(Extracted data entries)

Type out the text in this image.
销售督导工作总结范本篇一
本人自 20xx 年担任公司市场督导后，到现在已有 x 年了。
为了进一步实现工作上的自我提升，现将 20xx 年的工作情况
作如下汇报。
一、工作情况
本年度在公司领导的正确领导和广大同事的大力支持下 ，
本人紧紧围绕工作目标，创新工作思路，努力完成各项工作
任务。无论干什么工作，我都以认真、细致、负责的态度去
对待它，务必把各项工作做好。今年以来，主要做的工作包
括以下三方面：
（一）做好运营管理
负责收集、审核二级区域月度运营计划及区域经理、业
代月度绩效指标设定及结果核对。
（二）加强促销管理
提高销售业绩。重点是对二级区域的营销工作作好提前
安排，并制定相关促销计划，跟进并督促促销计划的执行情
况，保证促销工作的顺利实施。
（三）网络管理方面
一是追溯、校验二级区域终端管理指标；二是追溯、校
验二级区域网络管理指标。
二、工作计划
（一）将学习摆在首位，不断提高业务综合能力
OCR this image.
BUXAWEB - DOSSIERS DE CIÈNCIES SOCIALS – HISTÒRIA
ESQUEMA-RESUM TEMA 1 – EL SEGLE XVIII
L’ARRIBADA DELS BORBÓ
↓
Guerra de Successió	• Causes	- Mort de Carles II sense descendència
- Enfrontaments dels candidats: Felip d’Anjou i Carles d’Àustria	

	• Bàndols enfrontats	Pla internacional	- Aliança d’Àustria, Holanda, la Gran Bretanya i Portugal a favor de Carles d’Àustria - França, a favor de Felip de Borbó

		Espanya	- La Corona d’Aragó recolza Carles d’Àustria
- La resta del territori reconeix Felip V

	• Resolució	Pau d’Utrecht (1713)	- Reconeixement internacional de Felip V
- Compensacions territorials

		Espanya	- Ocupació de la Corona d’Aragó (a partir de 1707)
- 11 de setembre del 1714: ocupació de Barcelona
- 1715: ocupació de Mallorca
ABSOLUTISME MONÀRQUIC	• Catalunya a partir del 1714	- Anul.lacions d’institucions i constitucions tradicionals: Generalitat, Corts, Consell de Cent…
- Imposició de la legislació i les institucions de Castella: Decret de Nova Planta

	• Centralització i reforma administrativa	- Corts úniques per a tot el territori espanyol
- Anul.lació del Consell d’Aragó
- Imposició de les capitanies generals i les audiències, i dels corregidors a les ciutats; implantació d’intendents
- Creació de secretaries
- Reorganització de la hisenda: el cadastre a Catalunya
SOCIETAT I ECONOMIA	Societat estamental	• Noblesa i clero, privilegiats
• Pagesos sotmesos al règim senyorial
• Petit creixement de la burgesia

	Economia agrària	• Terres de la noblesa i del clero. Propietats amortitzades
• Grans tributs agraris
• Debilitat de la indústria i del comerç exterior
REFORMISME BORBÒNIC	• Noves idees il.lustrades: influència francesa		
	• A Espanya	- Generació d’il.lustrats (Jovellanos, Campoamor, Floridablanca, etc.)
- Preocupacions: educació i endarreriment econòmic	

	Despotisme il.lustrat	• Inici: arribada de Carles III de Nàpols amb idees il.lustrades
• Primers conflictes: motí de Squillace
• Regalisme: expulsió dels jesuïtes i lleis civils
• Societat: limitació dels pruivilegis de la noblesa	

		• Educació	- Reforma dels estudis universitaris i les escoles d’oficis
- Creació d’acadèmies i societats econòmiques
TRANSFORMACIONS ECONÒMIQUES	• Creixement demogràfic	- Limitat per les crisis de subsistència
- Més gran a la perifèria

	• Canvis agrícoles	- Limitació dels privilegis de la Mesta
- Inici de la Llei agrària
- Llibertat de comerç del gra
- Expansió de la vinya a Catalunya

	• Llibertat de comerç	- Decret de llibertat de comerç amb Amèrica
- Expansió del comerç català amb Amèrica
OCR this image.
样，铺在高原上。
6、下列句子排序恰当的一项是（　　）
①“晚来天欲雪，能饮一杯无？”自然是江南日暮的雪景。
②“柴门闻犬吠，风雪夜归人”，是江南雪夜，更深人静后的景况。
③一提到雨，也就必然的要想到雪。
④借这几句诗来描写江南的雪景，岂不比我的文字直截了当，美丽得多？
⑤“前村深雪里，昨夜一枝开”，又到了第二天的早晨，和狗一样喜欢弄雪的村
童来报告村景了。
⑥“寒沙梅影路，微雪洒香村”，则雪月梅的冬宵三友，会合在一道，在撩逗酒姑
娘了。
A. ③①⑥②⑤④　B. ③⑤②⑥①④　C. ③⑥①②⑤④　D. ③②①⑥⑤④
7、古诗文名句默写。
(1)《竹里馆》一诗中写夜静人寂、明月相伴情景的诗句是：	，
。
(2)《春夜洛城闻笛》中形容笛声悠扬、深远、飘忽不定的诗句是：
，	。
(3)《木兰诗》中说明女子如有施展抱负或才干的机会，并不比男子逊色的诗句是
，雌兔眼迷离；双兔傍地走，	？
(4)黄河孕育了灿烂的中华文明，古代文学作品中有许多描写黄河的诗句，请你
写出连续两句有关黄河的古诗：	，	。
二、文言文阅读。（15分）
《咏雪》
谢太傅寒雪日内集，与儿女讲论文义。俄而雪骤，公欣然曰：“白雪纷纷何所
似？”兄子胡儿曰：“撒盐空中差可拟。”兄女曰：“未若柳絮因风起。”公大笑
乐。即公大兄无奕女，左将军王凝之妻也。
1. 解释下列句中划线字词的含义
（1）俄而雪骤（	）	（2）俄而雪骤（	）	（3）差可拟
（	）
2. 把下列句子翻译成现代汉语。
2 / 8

What to do: Reproduce the material verbatim, line by line.

Output:
Type out the text in this image.
销售督导工作总结范本篇一
本人自 20xx 年担任公司市场督导后，到现在已有 x 年了。
为了进一步实现工作上的自我提升，现将 20xx 年的工作情况
作如下汇报。
一、工作情况
本年度在公司领导的正确领导和广大同事的大力支持下 ，
本人紧紧围绕工作目标，创新工作思路，努力完成各项工作
任务。无论干什么工作，我都以认真、细致、负责的态度去
对待它，务必把各项工作做好。今年以来，主要做的工作包
括以下三方面：
（一）做好运营管理
负责收集、审核二级区域月度运营计划及区域经理、业
代月度绩效指标设定及结果核对。
（二）加强促销管理
提高销售业绩。重点是对二级区域的营销工作作好提前
安排，并制定相关促销计划，跟进并督促促销计划的执行情
况，保证促销工作的顺利实施。
（三）网络管理方面
一是追溯、校验二级区域终端管理指标；二是追溯、校
验二级区域网络管理指标。
二、工作计划
（一）将学习摆在首位，不断提高业务综合能力
OCR this image.
BUXAWEB - DOSSIERS DE CIÈNCIES SOCIALS – HISTÒRIA
ESQUEMA-RESUM TEMA 1 – EL SEGLE XVIII
L’ARRIBADA DELS BORBÓ
↓
Guerra de Successió	• Causes	- Mort de Carles II sense descendència
- Enfrontaments dels candidats: Felip d’Anjou i Carles d’Àustria	

	• Bàndols enfrontats	Pla internacional	- Aliança d’Àustria, Holanda, la Gran Bretanya i Portugal a favor de Carles d’Àustria - França, a favor de Felip de Borbó

		Espanya	- La Corona d’Aragó recolza Carles d’Àustria
- La resta del territori reconeix Felip V

	• Resolució	Pau d’Utrecht (1713)	- Reconeixement internacional de Felip V
- Compensacions territorials

		Espanya	- Ocupació de la Corona d’Aragó (a partir de 1707)
- 11 de setembre del 1714: ocupació de Barcelona
- 1715: ocupació de Mallorca
ABSOLUTISME MONÀRQUIC	• Catalunya a partir del 1714	- Anul.lacions d’institucions i constitucions tradicionals: Generalitat, Corts, Consell de Cent…
- Imposició de la legislació i les institucions de Castella: Decret de Nova Planta

	• Centralització i reforma administrativa	- Corts úniques per a tot el territori espanyol
- Anul.lació del Consell d’Aragó
- Imposició de les capitanies generals i les audiències, i dels corregidors a les ciutats; implantació d’intendents
- Creació de secretaries
- Reorganització de la hisenda: el cadastre a Catalunya
SOCIETAT I ECONOMIA	Societat estamental	• Noblesa i clero, privilegiats
• Pagesos sotmesos al règim senyorial
• Petit creixement de la burgesia

	Economia agrària	• Terres de la noblesa i del clero. Propietats amortitzades
• Grans tributs agraris
• Debilitat de la indústria i del comerç exterior
REFORMISME BORBÒNIC	• Noves idees il.lustrades: influència francesa		
	• A Espanya	- Generació d’il.lustrats (Jovellanos, Campoamor, Floridablanca, etc.)
- Preocupacions: educació i endarreriment econòmic	

	Despotisme il.lustrat	• Inici: arribada de Carles III de Nàpols amb idees il.lustrades
• Primers conflictes: motí de Squillace
• Regalisme: expulsió dels jesuïtes i lleis civils
• Societat: limitació dels pruivilegis de la noblesa	

		• Educació	- Reforma dels estudis universitaris i les escoles d’oficis
- Creació d’acadèmies i societats econòmiques
TRANSFORMACIONS ECONÒMIQUES	• Creixement demogràfic	- Limitat per les crisis de subsistència
- Més gran a la perifèria

	• Canvis agrícoles	- Limitació dels privilegis de la Mesta
- Inici de la Llei agrària
- Llibertat de comerç del gra
- Expansió de la vinya a Catalunya

	• Llibertat de comerç	- Decret de llibertat de comerç amb Amèrica
- Expansió del comerç català amb Amèrica
OCR this image.
样，铺在高原上。
6、下列句子排序恰当的一项是（　　）
①“晚来天欲雪，能饮一杯无？”自然是江南日暮的雪景。
②“柴门闻犬吠，风雪夜归人”，是江南雪夜，更深人静后的景况。
③一提到雨，也就必然的要想到雪。
④借这几句诗来描写江南的雪景，岂不比我的文字直截了当，美丽得多？
⑤“前村深雪里，昨夜一枝开”，又到了第二天的早晨，和狗一样喜欢弄雪的村
童来报告村景了。
⑥“寒沙梅影路，微雪洒香村”，则雪月梅的冬宵三友，会合在一道，在撩逗酒姑
娘了。
A. ③①⑥②⑤④　B. ③⑤②⑥①④　C. ③⑥①②⑤④　D. ③②①⑥⑤④
7、古诗文名句默写。
(1)《竹里馆》一诗中写夜静人寂、明月相伴情景的诗句是：	，
。
(2)《春夜洛城闻笛》中形容笛声悠扬、深远、飘忽不定的诗句是：
，	。
(3)《木兰诗》中说明女子如有施展抱负或才干的机会，并不比男子逊色的诗句是
，雌兔眼迷离；双兔傍地走，	？
(4)黄河孕育了灿烂的中华文明，古代文学作品中有许多描写黄河的诗句，请你
写出连续两句有关黄河的古诗：	，	。
二、文言文阅读。（15分）
《咏雪》
谢太傅寒雪日内集，与儿女讲论文义。俄而雪骤，公欣然曰：“白雪纷纷何所
似？”兄子胡儿曰：“撒盐空中差可拟。”兄女曰：“未若柳絮因风起。”公大笑
乐。即公大兄无奕女，左将军王凝之妻也。
1. 解释下列句中划线字词的含义
（1）俄而雪骤（	）	（2）俄而雪骤（	）	（3）差可拟
（	）
2. 把下列句子翻译成现代汉语。
2 / 8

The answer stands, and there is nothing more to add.